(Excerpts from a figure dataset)
-- -- --
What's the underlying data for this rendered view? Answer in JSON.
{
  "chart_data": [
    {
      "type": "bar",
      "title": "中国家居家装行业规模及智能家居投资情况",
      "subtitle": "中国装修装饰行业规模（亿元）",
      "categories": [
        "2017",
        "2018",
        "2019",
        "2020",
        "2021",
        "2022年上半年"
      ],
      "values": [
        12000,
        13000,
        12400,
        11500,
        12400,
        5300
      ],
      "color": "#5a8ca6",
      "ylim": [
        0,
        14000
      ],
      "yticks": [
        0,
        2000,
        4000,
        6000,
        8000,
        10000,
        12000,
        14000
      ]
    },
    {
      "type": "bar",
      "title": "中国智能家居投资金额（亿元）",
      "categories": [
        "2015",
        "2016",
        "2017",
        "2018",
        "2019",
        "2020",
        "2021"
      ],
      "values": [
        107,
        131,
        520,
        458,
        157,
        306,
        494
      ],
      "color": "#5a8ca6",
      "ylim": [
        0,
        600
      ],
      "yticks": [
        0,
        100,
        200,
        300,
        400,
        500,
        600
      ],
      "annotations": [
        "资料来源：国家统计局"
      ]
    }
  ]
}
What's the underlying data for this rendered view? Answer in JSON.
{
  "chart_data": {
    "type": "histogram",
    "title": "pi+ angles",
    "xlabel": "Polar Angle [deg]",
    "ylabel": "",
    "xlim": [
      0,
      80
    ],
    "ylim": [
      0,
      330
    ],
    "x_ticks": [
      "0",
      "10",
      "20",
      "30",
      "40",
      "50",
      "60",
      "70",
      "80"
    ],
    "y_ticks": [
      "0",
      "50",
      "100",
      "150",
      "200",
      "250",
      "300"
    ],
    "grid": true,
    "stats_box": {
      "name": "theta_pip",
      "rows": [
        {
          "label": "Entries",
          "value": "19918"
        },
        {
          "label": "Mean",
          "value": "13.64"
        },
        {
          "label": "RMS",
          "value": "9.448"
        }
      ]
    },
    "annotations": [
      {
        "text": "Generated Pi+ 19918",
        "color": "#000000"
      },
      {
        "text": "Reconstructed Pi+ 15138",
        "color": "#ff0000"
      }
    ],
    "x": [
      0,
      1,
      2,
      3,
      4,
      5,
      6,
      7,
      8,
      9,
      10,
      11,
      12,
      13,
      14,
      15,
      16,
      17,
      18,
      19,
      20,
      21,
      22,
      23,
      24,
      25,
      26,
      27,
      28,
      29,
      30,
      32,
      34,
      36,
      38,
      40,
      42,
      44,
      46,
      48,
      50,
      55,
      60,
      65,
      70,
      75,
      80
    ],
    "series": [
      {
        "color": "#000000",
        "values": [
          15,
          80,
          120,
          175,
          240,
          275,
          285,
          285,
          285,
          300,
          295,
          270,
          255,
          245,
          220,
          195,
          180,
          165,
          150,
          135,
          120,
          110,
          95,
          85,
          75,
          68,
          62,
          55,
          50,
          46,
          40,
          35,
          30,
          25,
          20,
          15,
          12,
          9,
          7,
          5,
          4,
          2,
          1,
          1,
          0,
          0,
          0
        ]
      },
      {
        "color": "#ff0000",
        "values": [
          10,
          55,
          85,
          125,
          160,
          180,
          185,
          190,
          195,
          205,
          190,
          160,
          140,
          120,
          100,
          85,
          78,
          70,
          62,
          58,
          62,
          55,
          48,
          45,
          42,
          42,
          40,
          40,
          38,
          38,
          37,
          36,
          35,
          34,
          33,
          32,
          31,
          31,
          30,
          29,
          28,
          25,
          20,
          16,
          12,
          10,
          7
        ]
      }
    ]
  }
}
-- -- --
Each record should come back exactly as written.

What's the underlying data for this rendered view? Answer in JSON.
{
  "chart_data": [
    {
      "type": "bar",
      "title": "中国家居家装行业规模及智能家居投资情况",
      "subtitle": "中国装修装饰行业规模（亿元）",
      "categories": [
        "2017",
        "2018",
        "2019",
        "2020",
        "2021",
        "2022年上半年"
      ],
      "values": [
        12000,
        13000,
        12400,
        11500,
        12400,
        5300
      ],
      "color": "#5a8ca6",
      "ylim": [
        0,
        14000
      ],
      "yticks": [
        0,
        2000,
        4000,
        6000,
        8000,
        10000,
        12000,
        14000
      ]
    },
    {
      "type": "bar",
      "title": "中国智能家居投资金额（亿元）",
      "categories": [
        "2015",
        "2016",
        "2017",
        "2018",
        "2019",
        "2020",
        "2021"
      ],
      "values": [
        107,
        131,
        520,
        458,
        157,
        306,
        494
      ],
      "color": "#5a8ca6",
      "ylim": [
        0,
        600
      ],
      "yticks": [
        0,
        100,
        200,
        300,
        400,
        500,
        600
      ],
      "annotations": [
        "资料来源：国家统计局"
      ]
    }
  ]
}
What's the underlying data for this rendered view? Answer in JSON.
{
  "chart_data": {
    "type": "histogram",
    "title": "pi+ angles",
    "xlabel": "Polar Angle [deg]",
    "ylabel": "",
    "xlim": [
      0,
      80
    ],
    "ylim": [
      0,
      330
    ],
    "x_ticks": [
      "0",
      "10",
      "20",
      "30",
      "40",
      "50",
      "60",
      "70",
      "80"
    ],
    "y_ticks": [
      "0",
      "50",
      "100",
      "150",
      "200",
      "250",
      "300"
    ],
    "grid": true,
    "stats_box": {
      "name": "theta_pip",
      "rows": [
        {
          "label": "Entries",
          "value": "19918"
        },
        {
          "label": "Mean",
          "value": "13.64"
        },
        {
          "label": "RMS",
          "value": "9.448"
        }
      ]
    },
    "annotations": [
      {
        "text": "Generated Pi+ 19918",
        "color": "#000000"
      },
      {
        "text": "Reconstructed Pi+ 15138",
        "color": "#ff0000"
      }
    ],
    "x": [
      0,
      1,
      2,
      3,
      4,
      5,
      6,
      7,
      8,
      9,
      10,
      11,
      12,
      13,
      14,
      15,
      16,
      17,
      18,
      19,
      20,
      21,
      22,
      23,
      24,
      25,
      26,
      27,
      28,
      29,
      30,
      32,
      34,
      36,
      38,
      40,
      42,
      44,
      46,
      48,
      50,
      55,
      60,
      65,
      70,
      75,
      80
    ],
    "series": [
      {
        "color": "#000000",
        "values": [
          15,
          80,
          120,
          175,
          240,
          275,
          285,
          285,
          285,
          300,
          295,
          270,
          255,
          245,
          220,
          195,
          180,
          165,
          150,
          135,
          120,
          110,
          95,
          85,
          75,
          68,
          62,
          55,
          50,
          46,
          40,
          35,
          30,
          25,
          20,
          15,
          12,
          9,
          7,
          5,
          4,
          2,
          1,
          1,
          0,
          0,
          0
        ]
      },
      {
        "color": "#ff0000",
        "values": [
          10,
          55,
          85,
          125,
          160,
          180,
          185,
          190,
          195,
          205,
          190,
          160,
          140,
          120,
          100,
          85,
          78,
          70,
          62,
          58,
          62,
          55,
          48,
          45,
          42,
          42,
          40,
          40,
          38,
          38,
          37,
          36,
          35,
          34,
          33,
          32,
          31,
          31,
          30,
          29,
          28,
          25,
          20,
          16,
          12,
          10,
          7
        ]
      }
    ]
  }
}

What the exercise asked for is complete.